Dataset excerpts:
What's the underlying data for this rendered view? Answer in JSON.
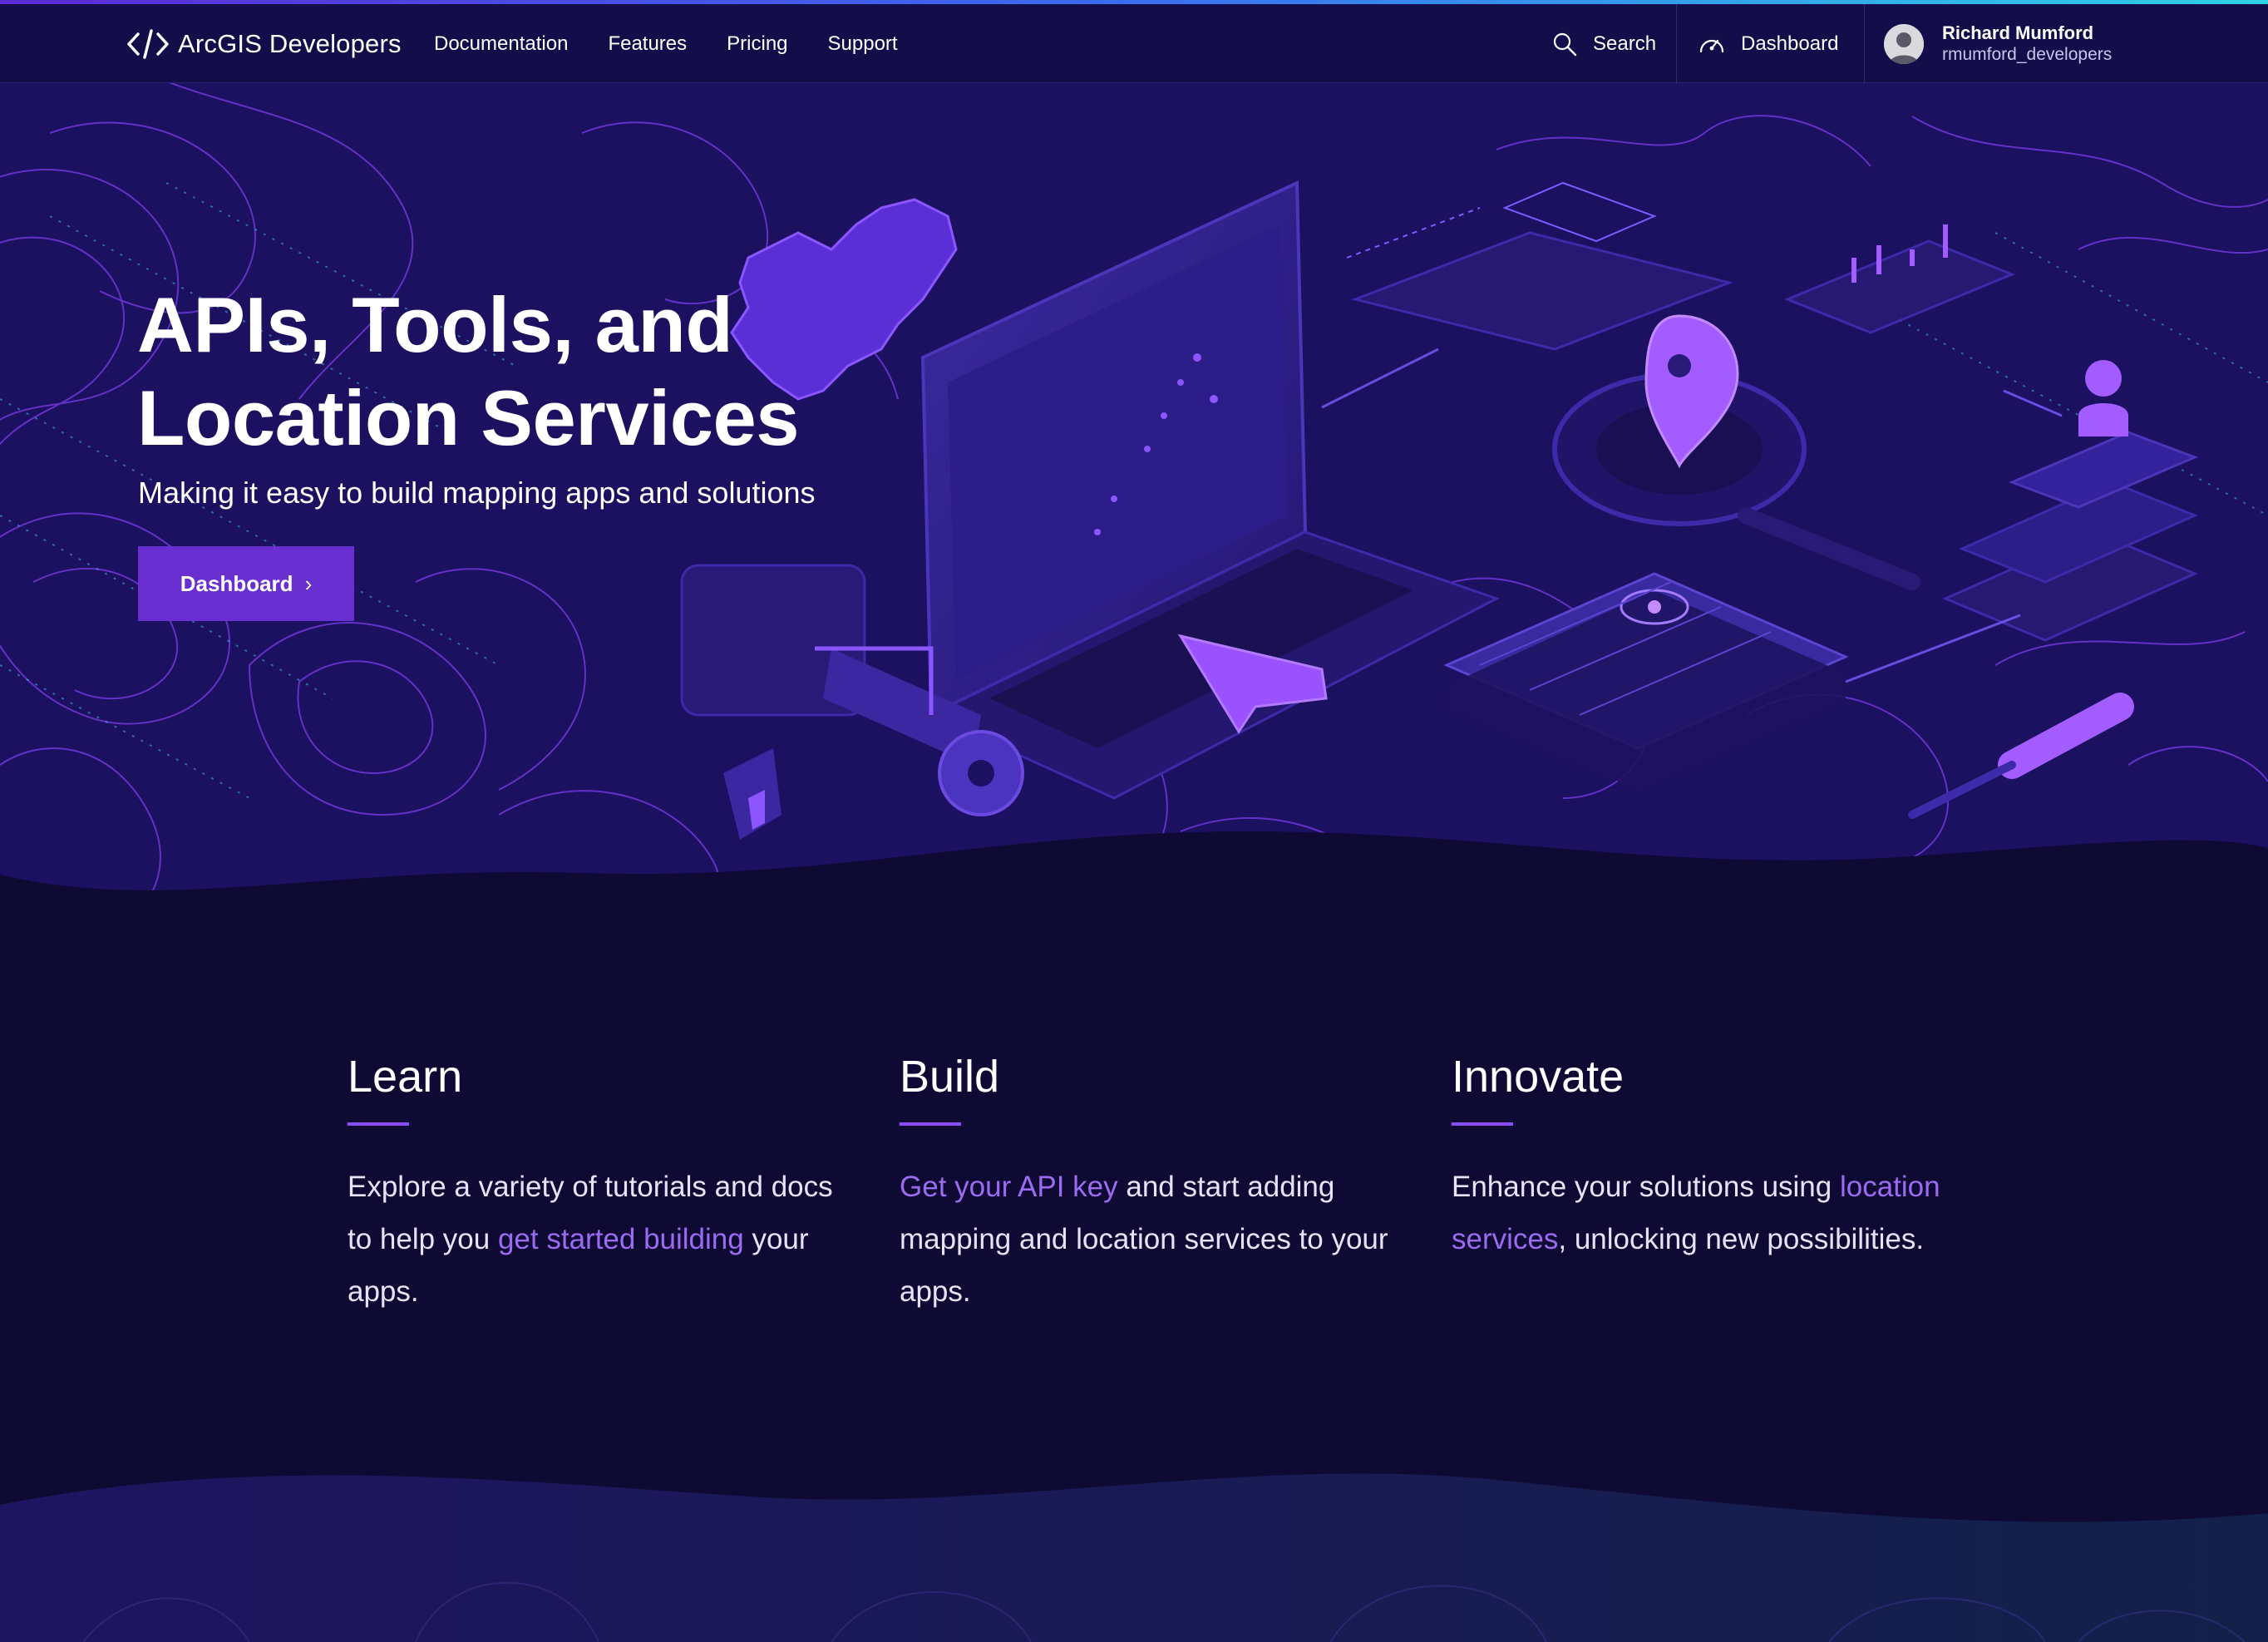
{
  "header": {
    "logo_text": "ArcGIS Developers",
    "nav": [
      "Documentation",
      "Features",
      "Pricing",
      "Support"
    ],
    "search_label": "Search",
    "dashboard_label": "Dashboard",
    "user": {
      "name": "Richard Mumford",
      "handle": "rmumford_developers"
    }
  },
  "hero": {
    "title_line1": "APIs, Tools, and",
    "title_line2": "Location Services",
    "subtitle": "Making it easy to build mapping apps and solutions",
    "cta_label": "Dashboard",
    "cta_chevron": "›"
  },
  "features": {
    "learn": {
      "title": "Learn",
      "text_before": "Explore a variety of tutorials and docs to help you ",
      "link": "get started building",
      "text_after": " your apps."
    },
    "build": {
      "title": "Build",
      "link": "Get your API key",
      "text_after": " and start adding mapping and location services to your apps."
    },
    "innovate": {
      "title": "Innovate",
      "text_before": "Enhance your solutions using ",
      "link": "location services",
      "text_after": ", unlocking new possibilities."
    }
  },
  "colors": {
    "header_bg": "#130d49",
    "hero_bg": "#1c1060",
    "page_bg": "#0e0a33",
    "accent_purple": "#6a2fd0",
    "link_purple": "#9b6bf0",
    "contour_line": "#7a3ee8"
  },
  "icons": {
    "logo": "code-brackets-icon",
    "search": "search-icon",
    "dashboard": "gauge-icon",
    "avatar": "user-avatar-icon",
    "cta": "chevron-right-icon"
  }
}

Problem: Output every entry word for word, but omit the pictures.

Task result:
What's the underlying data for this rendered view? Answer in JSON.
{
  "header": {
    "logo_text": "ArcGIS Developers",
    "nav": [
      "Documentation",
      "Features",
      "Pricing",
      "Support"
    ],
    "search_label": "Search",
    "dashboard_label": "Dashboard",
    "user": {
      "name": "Richard Mumford",
      "handle": "rmumford_developers"
    }
  },
  "hero": {
    "title_line1": "APIs, Tools, and",
    "title_line2": "Location Services",
    "subtitle": "Making it easy to build mapping apps and solutions",
    "cta_label": "Dashboard",
    "cta_chevron": "›"
  },
  "features": {
    "learn": {
      "title": "Learn",
      "text_before": "Explore a variety of tutorials and docs to help you ",
      "link": "get started building",
      "text_after": " your apps."
    },
    "build": {
      "title": "Build",
      "link": "Get your API key",
      "text_after": " and start adding mapping and location services to your apps."
    },
    "innovate": {
      "title": "Innovate",
      "text_before": "Enhance your solutions using ",
      "link": "location services",
      "text_after": ", unlocking new possibilities."
    }
  },
  "colors": {
    "header_bg": "#130d49",
    "hero_bg": "#1c1060",
    "page_bg": "#0e0a33",
    "accent_purple": "#6a2fd0",
    "link_purple": "#9b6bf0",
    "contour_line": "#7a3ee8"
  },
  "icons": {
    "logo": "code-brackets-icon",
    "search": "search-icon",
    "dashboard": "gauge-icon",
    "avatar": "user-avatar-icon",
    "cta": "chevron-right-icon"
  }
}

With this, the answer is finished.